» **Given data**:
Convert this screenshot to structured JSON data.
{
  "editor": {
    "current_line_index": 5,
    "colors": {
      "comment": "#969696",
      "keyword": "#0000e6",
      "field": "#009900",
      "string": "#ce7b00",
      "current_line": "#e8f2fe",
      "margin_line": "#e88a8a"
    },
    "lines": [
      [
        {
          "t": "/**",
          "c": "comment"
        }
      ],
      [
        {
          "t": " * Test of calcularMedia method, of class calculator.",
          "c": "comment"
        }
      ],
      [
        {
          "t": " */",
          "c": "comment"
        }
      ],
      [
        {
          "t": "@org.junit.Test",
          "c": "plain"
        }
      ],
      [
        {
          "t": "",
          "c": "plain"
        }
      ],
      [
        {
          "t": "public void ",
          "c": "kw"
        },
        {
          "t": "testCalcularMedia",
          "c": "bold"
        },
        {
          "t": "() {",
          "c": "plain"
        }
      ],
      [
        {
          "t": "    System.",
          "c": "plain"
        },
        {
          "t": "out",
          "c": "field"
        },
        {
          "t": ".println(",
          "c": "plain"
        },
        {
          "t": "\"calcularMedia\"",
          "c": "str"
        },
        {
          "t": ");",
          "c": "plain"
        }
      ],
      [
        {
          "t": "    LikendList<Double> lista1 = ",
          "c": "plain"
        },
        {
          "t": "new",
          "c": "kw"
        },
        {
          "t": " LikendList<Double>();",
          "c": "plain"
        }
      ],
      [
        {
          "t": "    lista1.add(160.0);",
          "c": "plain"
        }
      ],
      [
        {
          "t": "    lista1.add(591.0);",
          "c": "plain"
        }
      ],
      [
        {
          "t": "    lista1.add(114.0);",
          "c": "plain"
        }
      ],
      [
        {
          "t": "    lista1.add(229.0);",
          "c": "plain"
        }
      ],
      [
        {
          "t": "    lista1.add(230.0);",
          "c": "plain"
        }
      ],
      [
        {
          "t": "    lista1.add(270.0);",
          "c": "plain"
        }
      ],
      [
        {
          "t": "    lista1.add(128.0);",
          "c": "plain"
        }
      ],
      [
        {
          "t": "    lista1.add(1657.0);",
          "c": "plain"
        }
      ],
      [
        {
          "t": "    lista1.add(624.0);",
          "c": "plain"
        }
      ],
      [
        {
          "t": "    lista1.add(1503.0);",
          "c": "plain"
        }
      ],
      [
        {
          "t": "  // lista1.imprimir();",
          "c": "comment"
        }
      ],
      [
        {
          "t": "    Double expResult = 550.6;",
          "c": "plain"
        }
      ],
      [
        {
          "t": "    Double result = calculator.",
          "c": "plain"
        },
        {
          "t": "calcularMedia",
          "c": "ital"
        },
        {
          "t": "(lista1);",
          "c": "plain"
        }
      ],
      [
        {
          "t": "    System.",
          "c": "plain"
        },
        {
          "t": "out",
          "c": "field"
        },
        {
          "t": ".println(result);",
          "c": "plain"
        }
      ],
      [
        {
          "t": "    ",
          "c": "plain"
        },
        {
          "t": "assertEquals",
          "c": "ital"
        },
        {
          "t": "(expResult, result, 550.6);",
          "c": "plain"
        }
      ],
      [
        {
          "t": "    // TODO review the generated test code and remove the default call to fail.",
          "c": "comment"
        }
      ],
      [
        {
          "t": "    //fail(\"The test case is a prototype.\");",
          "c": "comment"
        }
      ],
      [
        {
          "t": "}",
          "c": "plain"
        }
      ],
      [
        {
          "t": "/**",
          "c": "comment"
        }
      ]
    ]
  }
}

» **Task**: Repeat each record exactly. Omit nothing.

» **Answer below**:
Convert this screenshot to structured JSON data.
{
  "editor": {
    "current_line_index": 5,
    "colors": {
      "comment": "#969696",
      "keyword": "#0000e6",
      "field": "#009900",
      "string": "#ce7b00",
      "current_line": "#e8f2fe",
      "margin_line": "#e88a8a"
    },
    "lines": [
      [
        {
          "t": "/**",
          "c": "comment"
        }
      ],
      [
        {
          "t": " * Test of calcularMedia method, of class calculator.",
          "c": "comment"
        }
      ],
      [
        {
          "t": " */",
          "c": "comment"
        }
      ],
      [
        {
          "t": "@org.junit.Test",
          "c": "plain"
        }
      ],
      [
        {
          "t": "",
          "c": "plain"
        }
      ],
      [
        {
          "t": "public void ",
          "c": "kw"
        },
        {
          "t": "testCalcularMedia",
          "c": "bold"
        },
        {
          "t": "() {",
          "c": "plain"
        }
      ],
      [
        {
          "t": "    System.",
          "c": "plain"
        },
        {
          "t": "out",
          "c": "field"
        },
        {
          "t": ".println(",
          "c": "plain"
        },
        {
          "t": "\"calcularMedia\"",
          "c": "str"
        },
        {
          "t": ");",
          "c": "plain"
        }
      ],
      [
        {
          "t": "    LikendList<Double> lista1 = ",
          "c": "plain"
        },
        {
          "t": "new",
          "c": "kw"
        },
        {
          "t": " LikendList<Double>();",
          "c": "plain"
        }
      ],
      [
        {
          "t": "    lista1.add(160.0);",
          "c": "plain"
        }
      ],
      [
        {
          "t": "    lista1.add(591.0);",
          "c": "plain"
        }
      ],
      [
        {
          "t": "    lista1.add(114.0);",
          "c": "plain"
        }
      ],
      [
        {
          "t": "    lista1.add(229.0);",
          "c": "plain"
        }
      ],
      [
        {
          "t": "    lista1.add(230.0);",
          "c": "plain"
        }
      ],
      [
        {
          "t": "    lista1.add(270.0);",
          "c": "plain"
        }
      ],
      [
        {
          "t": "    lista1.add(128.0);",
          "c": "plain"
        }
      ],
      [
        {
          "t": "    lista1.add(1657.0);",
          "c": "plain"
        }
      ],
      [
        {
          "t": "    lista1.add(624.0);",
          "c": "plain"
        }
      ],
      [
        {
          "t": "    lista1.add(1503.0);",
          "c": "plain"
        }
      ],
      [
        {
          "t": "  // lista1.imprimir();",
          "c": "comment"
        }
      ],
      [
        {
          "t": "    Double expResult = 550.6;",
          "c": "plain"
        }
      ],
      [
        {
          "t": "    Double result = calculator.",
          "c": "plain"
        },
        {
          "t": "calcularMedia",
          "c": "ital"
        },
        {
          "t": "(lista1);",
          "c": "plain"
        }
      ],
      [
        {
          "t": "    System.",
          "c": "plain"
        },
        {
          "t": "out",
          "c": "field"
        },
        {
          "t": ".println(result);",
          "c": "plain"
        }
      ],
      [
        {
          "t": "    ",
          "c": "plain"
        },
        {
          "t": "assertEquals",
          "c": "ital"
        },
        {
          "t": "(expResult, result, 550.6);",
          "c": "plain"
        }
      ],
      [
        {
          "t": "    // TODO review the generated test code and remove the default call to fail.",
          "c": "comment"
        }
      ],
      [
        {
          "t": "    //fail(\"The test case is a prototype.\");",
          "c": "comment"
        }
      ],
      [
        {
          "t": "}",
          "c": "plain"
        }
      ],
      [
        {
          "t": "/**",
          "c": "comment"
        }
      ]
    ]
  }
}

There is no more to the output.